The exercise
Identify each line below containing the string "views" and copy it.

Data to use
»»
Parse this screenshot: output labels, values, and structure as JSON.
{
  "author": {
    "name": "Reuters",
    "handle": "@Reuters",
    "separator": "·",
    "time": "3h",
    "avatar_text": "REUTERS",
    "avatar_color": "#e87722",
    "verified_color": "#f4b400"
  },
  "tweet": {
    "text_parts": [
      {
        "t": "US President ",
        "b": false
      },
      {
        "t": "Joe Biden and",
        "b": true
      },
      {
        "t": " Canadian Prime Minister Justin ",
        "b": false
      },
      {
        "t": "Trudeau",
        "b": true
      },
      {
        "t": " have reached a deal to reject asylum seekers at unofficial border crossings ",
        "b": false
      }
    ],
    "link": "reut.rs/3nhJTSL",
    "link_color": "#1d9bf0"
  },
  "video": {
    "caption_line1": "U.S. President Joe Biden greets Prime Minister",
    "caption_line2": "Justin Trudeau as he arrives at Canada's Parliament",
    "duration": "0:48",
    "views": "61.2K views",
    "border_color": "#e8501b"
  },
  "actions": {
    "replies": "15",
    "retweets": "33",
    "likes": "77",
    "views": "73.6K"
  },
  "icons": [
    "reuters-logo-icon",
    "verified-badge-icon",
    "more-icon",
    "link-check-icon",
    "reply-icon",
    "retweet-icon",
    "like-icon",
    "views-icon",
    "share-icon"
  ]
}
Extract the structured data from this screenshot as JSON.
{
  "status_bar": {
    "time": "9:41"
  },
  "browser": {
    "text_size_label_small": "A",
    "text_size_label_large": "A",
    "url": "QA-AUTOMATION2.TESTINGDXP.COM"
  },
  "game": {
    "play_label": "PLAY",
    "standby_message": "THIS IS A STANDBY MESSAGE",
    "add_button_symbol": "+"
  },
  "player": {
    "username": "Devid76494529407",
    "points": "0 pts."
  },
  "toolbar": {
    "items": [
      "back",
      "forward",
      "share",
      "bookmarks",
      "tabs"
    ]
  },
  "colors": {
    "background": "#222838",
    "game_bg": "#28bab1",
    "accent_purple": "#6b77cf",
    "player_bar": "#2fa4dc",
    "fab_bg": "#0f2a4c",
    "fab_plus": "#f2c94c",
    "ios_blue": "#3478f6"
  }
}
««
Solution for this task
    "views": "61.2K views",
    "views": "73.6K"
    "views-icon",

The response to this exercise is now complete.